>> begin Exercise data

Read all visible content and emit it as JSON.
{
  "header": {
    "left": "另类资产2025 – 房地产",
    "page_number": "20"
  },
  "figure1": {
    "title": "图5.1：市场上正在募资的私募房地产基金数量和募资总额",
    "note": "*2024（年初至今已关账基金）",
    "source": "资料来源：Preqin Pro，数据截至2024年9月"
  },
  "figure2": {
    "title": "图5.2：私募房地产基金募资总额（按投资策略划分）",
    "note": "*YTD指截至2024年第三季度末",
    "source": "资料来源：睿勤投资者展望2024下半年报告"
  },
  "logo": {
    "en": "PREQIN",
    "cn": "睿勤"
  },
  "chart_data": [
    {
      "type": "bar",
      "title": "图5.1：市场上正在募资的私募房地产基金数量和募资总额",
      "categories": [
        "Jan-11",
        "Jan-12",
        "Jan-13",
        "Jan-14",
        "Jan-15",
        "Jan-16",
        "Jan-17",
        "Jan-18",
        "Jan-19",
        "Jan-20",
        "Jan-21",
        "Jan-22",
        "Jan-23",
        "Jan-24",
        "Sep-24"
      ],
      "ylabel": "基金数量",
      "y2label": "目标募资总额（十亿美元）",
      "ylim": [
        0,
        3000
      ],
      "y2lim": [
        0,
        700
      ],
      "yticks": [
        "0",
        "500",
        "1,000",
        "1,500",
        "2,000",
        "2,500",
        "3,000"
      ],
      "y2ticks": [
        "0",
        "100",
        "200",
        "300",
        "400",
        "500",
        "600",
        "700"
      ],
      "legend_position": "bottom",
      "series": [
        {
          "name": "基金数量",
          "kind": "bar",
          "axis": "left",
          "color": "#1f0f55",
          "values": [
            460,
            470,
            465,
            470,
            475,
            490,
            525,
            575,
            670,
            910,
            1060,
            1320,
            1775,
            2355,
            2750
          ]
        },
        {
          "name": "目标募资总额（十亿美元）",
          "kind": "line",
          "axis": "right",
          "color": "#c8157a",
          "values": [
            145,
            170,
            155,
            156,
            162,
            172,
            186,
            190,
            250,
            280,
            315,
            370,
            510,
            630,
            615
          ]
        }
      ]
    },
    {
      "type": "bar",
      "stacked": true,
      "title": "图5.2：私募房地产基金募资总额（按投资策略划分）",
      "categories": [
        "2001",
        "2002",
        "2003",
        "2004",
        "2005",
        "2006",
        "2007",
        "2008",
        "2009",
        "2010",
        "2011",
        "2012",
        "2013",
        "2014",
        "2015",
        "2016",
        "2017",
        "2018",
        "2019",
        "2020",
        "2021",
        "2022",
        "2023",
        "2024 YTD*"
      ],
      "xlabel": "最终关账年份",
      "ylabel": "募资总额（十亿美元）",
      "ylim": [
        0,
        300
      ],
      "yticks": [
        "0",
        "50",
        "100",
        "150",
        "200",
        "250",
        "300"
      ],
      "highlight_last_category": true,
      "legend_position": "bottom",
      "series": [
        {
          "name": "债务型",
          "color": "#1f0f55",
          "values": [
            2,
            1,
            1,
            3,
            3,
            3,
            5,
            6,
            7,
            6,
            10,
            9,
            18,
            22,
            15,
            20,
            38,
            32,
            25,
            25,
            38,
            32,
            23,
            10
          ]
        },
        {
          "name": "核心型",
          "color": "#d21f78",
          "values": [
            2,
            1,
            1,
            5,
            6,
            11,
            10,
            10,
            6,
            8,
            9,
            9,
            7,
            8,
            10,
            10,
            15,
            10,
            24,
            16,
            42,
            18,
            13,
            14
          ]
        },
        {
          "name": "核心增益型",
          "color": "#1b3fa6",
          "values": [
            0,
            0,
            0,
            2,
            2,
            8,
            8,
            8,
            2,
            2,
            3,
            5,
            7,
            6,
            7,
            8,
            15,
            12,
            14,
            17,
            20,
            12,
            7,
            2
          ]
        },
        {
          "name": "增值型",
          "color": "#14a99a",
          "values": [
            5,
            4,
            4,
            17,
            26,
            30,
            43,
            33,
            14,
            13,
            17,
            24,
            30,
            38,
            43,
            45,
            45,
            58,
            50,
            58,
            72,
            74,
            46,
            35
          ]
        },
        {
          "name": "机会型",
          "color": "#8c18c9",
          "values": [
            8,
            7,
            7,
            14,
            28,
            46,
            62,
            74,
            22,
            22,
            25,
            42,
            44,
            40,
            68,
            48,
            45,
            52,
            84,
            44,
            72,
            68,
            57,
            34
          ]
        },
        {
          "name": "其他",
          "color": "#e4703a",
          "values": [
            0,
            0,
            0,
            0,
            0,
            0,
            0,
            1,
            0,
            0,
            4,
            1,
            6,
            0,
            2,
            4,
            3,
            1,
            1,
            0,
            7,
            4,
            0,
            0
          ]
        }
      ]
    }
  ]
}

>> end Exercise data

Exact output of every entry is required.

Read all visible content and emit it as JSON.
{
  "header": {
    "left": "另类资产2025 – 房地产",
    "page_number": "20"
  },
  "figure1": {
    "title": "图5.1：市场上正在募资的私募房地产基金数量和募资总额",
    "note": "*2024（年初至今已关账基金）",
    "source": "资料来源：Preqin Pro，数据截至2024年9月"
  },
  "figure2": {
    "title": "图5.2：私募房地产基金募资总额（按投资策略划分）",
    "note": "*YTD指截至2024年第三季度末",
    "source": "资料来源：睿勤投资者展望2024下半年报告"
  },
  "logo": {
    "en": "PREQIN",
    "cn": "睿勤"
  },
  "chart_data": [
    {
      "type": "bar",
      "title": "图5.1：市场上正在募资的私募房地产基金数量和募资总额",
      "categories": [
        "Jan-11",
        "Jan-12",
        "Jan-13",
        "Jan-14",
        "Jan-15",
        "Jan-16",
        "Jan-17",
        "Jan-18",
        "Jan-19",
        "Jan-20",
        "Jan-21",
        "Jan-22",
        "Jan-23",
        "Jan-24",
        "Sep-24"
      ],
      "ylabel": "基金数量",
      "y2label": "目标募资总额（十亿美元）",
      "ylim": [
        0,
        3000
      ],
      "y2lim": [
        0,
        700
      ],
      "yticks": [
        "0",
        "500",
        "1,000",
        "1,500",
        "2,000",
        "2,500",
        "3,000"
      ],
      "y2ticks": [
        "0",
        "100",
        "200",
        "300",
        "400",
        "500",
        "600",
        "700"
      ],
      "legend_position": "bottom",
      "series": [
        {
          "name": "基金数量",
          "kind": "bar",
          "axis": "left",
          "color": "#1f0f55",
          "values": [
            460,
            470,
            465,
            470,
            475,
            490,
            525,
            575,
            670,
            910,
            1060,
            1320,
            1775,
            2355,
            2750
          ]
        },
        {
          "name": "目标募资总额（十亿美元）",
          "kind": "line",
          "axis": "right",
          "color": "#c8157a",
          "values": [
            145,
            170,
            155,
            156,
            162,
            172,
            186,
            190,
            250,
            280,
            315,
            370,
            510,
            630,
            615
          ]
        }
      ]
    },
    {
      "type": "bar",
      "stacked": true,
      "title": "图5.2：私募房地产基金募资总额（按投资策略划分）",
      "categories": [
        "2001",
        "2002",
        "2003",
        "2004",
        "2005",
        "2006",
        "2007",
        "2008",
        "2009",
        "2010",
        "2011",
        "2012",
        "2013",
        "2014",
        "2015",
        "2016",
        "2017",
        "2018",
        "2019",
        "2020",
        "2021",
        "2022",
        "2023",
        "2024 YTD*"
      ],
      "xlabel": "最终关账年份",
      "ylabel": "募资总额（十亿美元）",
      "ylim": [
        0,
        300
      ],
      "yticks": [
        "0",
        "50",
        "100",
        "150",
        "200",
        "250",
        "300"
      ],
      "highlight_last_category": true,
      "legend_position": "bottom",
      "series": [
        {
          "name": "债务型",
          "color": "#1f0f55",
          "values": [
            2,
            1,
            1,
            3,
            3,
            3,
            5,
            6,
            7,
            6,
            10,
            9,
            18,
            22,
            15,
            20,
            38,
            32,
            25,
            25,
            38,
            32,
            23,
            10
          ]
        },
        {
          "name": "核心型",
          "color": "#d21f78",
          "values": [
            2,
            1,
            1,
            5,
            6,
            11,
            10,
            10,
            6,
            8,
            9,
            9,
            7,
            8,
            10,
            10,
            15,
            10,
            24,
            16,
            42,
            18,
            13,
            14
          ]
        },
        {
          "name": "核心增益型",
          "color": "#1b3fa6",
          "values": [
            0,
            0,
            0,
            2,
            2,
            8,
            8,
            8,
            2,
            2,
            3,
            5,
            7,
            6,
            7,
            8,
            15,
            12,
            14,
            17,
            20,
            12,
            7,
            2
          ]
        },
        {
          "name": "增值型",
          "color": "#14a99a",
          "values": [
            5,
            4,
            4,
            17,
            26,
            30,
            43,
            33,
            14,
            13,
            17,
            24,
            30,
            38,
            43,
            45,
            45,
            58,
            50,
            58,
            72,
            74,
            46,
            35
          ]
        },
        {
          "name": "机会型",
          "color": "#8c18c9",
          "values": [
            8,
            7,
            7,
            14,
            28,
            46,
            62,
            74,
            22,
            22,
            25,
            42,
            44,
            40,
            68,
            48,
            45,
            52,
            84,
            44,
            72,
            68,
            57,
            34
          ]
        },
        {
          "name": "其他",
          "color": "#e4703a",
          "values": [
            0,
            0,
            0,
            0,
            0,
            0,
            0,
            1,
            0,
            0,
            4,
            1,
            6,
            0,
            2,
            4,
            3,
            1,
            1,
            0,
            7,
            4,
            0,
            0
          ]
        }
      ]
    }
  ]
}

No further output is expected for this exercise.